↓↓↓
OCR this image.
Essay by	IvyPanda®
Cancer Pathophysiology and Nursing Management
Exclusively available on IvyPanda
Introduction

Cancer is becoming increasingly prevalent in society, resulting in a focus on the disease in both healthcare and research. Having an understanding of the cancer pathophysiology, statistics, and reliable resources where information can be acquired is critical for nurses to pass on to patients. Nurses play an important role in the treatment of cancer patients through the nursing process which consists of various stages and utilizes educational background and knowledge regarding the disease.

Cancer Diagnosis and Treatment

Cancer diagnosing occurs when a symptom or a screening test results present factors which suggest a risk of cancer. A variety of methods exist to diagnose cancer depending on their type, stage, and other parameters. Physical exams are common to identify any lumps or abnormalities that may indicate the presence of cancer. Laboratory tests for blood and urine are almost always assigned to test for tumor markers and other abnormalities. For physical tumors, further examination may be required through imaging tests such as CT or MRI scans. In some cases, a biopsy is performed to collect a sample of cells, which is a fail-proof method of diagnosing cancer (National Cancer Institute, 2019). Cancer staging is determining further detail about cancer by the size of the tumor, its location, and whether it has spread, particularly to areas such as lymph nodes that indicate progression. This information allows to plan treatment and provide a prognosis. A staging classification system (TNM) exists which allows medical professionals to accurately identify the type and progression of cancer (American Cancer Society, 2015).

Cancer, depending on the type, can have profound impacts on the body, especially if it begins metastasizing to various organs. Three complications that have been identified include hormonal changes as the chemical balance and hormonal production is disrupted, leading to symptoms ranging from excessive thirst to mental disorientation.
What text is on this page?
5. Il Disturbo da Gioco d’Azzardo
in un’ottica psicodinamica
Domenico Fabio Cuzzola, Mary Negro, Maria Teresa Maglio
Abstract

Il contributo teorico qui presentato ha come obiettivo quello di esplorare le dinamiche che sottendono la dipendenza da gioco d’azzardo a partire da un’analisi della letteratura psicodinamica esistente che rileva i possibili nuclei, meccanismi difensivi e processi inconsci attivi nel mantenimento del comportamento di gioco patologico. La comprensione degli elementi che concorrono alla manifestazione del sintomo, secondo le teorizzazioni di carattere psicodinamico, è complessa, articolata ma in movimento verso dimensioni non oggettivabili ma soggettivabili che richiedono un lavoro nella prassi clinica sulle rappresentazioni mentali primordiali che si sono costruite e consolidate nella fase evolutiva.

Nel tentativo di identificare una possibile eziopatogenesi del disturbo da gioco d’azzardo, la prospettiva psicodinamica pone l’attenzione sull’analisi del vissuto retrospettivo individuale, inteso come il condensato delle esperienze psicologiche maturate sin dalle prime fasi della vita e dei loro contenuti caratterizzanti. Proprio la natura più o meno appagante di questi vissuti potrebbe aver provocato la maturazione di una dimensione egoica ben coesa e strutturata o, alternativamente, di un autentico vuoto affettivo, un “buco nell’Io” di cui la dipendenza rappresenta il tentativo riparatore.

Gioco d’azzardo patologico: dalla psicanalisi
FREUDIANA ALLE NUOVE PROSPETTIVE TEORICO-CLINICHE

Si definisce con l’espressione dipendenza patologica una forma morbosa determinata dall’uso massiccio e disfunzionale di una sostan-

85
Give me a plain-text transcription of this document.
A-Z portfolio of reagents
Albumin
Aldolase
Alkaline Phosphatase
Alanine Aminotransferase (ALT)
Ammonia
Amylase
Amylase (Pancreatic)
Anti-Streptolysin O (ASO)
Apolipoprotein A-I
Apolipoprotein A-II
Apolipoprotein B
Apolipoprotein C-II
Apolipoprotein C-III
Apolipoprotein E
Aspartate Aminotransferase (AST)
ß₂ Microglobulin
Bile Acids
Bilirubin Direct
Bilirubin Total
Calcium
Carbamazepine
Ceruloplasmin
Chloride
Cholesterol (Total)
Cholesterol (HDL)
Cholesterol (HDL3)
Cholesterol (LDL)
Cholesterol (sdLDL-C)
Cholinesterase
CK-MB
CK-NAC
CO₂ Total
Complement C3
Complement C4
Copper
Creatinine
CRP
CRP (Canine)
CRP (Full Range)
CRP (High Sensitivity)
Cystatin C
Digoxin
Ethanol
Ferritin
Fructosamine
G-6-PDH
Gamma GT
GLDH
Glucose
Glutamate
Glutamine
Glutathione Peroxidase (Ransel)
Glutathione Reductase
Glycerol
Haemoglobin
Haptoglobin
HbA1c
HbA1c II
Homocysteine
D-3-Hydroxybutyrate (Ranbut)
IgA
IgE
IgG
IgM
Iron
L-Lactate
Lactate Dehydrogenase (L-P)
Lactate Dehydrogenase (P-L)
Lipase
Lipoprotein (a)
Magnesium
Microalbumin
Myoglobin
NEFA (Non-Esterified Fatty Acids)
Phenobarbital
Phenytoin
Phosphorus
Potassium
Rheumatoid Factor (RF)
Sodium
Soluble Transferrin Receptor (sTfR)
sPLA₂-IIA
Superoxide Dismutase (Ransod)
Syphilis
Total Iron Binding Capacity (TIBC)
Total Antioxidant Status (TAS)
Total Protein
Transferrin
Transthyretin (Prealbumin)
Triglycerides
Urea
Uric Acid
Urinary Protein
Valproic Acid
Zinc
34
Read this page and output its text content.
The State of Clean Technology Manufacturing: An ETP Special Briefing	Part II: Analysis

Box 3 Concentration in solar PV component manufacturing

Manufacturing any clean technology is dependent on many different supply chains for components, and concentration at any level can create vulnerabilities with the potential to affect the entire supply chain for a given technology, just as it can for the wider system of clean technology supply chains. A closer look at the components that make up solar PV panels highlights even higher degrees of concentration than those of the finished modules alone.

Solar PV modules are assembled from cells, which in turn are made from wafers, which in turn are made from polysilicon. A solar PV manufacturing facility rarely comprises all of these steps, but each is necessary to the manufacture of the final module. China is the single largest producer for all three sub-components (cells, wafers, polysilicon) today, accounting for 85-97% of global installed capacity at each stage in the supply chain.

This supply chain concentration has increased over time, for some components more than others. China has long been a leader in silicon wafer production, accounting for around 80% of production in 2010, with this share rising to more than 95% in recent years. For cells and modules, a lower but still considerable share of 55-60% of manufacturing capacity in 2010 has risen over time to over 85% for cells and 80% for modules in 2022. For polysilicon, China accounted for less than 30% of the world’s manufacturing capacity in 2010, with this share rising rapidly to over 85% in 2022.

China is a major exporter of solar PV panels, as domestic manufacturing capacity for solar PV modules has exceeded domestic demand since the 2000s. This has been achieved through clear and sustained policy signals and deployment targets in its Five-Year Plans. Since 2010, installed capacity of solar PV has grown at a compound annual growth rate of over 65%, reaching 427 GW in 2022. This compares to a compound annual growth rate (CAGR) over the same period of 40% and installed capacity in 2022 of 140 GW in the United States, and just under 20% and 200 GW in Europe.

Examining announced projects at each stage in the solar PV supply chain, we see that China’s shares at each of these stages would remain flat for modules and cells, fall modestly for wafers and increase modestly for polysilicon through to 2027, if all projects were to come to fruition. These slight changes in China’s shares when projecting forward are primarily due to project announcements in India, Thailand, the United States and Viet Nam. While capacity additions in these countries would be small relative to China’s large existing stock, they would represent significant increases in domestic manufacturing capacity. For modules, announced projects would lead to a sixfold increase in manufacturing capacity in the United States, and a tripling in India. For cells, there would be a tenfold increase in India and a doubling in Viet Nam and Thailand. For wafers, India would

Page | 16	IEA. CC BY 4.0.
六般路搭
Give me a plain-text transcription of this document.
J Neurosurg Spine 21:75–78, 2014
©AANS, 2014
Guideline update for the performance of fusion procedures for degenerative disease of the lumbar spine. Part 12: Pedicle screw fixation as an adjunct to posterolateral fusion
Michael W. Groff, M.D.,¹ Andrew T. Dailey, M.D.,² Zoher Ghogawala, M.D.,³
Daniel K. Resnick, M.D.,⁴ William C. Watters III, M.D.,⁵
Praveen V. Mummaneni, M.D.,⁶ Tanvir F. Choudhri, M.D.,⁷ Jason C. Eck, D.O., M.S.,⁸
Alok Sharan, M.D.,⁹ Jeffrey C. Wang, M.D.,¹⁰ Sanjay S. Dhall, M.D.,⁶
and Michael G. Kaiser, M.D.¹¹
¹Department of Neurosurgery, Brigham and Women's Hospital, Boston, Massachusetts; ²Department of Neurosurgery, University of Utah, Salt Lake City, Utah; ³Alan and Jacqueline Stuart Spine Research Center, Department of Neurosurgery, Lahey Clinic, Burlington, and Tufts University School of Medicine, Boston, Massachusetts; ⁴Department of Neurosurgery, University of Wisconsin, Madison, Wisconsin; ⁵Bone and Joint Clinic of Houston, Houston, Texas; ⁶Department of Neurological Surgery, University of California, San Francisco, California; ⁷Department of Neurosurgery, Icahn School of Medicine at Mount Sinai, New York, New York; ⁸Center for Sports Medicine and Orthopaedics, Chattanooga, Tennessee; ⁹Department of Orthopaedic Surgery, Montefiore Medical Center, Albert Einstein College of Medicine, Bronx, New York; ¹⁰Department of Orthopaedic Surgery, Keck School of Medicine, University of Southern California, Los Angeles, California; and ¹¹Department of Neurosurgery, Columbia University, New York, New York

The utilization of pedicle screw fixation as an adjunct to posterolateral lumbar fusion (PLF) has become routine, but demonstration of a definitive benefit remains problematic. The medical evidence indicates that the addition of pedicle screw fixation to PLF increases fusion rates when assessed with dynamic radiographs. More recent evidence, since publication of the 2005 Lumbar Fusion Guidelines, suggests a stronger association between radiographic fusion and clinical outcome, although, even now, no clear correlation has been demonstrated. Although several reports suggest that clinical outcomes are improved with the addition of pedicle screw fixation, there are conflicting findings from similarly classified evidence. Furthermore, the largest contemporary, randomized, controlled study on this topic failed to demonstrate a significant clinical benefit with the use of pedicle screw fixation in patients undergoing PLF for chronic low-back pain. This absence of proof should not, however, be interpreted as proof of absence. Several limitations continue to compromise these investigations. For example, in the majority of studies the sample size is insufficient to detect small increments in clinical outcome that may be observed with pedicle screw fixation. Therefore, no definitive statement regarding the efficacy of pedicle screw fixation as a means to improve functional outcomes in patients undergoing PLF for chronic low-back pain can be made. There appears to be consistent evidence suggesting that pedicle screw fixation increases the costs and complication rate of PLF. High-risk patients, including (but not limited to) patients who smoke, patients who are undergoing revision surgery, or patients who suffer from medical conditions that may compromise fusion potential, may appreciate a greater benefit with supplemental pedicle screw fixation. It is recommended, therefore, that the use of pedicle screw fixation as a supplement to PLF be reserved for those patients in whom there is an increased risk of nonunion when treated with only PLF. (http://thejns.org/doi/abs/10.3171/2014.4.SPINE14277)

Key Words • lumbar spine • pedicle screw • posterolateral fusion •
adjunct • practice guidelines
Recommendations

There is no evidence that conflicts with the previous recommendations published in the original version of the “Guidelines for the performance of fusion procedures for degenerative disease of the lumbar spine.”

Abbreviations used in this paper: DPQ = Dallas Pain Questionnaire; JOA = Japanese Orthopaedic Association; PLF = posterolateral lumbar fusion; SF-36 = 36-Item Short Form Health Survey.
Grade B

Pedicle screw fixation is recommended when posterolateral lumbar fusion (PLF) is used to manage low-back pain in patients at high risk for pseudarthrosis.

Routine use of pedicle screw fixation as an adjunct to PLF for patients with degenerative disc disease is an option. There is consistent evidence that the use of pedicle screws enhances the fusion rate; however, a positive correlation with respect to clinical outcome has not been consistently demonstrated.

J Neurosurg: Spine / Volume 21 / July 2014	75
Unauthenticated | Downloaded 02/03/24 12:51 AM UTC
↑↑↑
[The task]: Select every line in the records above that contains the word "wafers".

[Answer]:
Solar PV modules are assembled from cells, which in turn are made from wafers, which in turn are made from polysilicon. A solar PV manufacturing facility rarely comprises all of these steps, but each is necessary to the manufacture of the final module. China is the single largest producer for all three sub-components (cells, wafers, polysilicon) today, accounting for 85-97% of global installed capacity at each stage in the supply chain.
Examining announced projects at each stage in the solar PV supply chain, we see that China’s shares at each of these stages would remain flat for modules and cells, fall modestly for wafers and increase modestly for polysilicon through to 2027, if all projects were to come to fruition. These slight changes in China’s shares when projecting forward are primarily due to project announcements in India, Thailand, the United States and Viet Nam. While capacity additions in these countries would be small relative to China’s large existing stock, they would represent significant increases in domestic manufacturing capacity. For modules, announced projects would lead to a sixfold increase in manufacturing capacity in the United States, and a tripling in India. For cells, there would be a tenfold increase in India and a doubling in Viet Nam and Thailand. For wafers, India would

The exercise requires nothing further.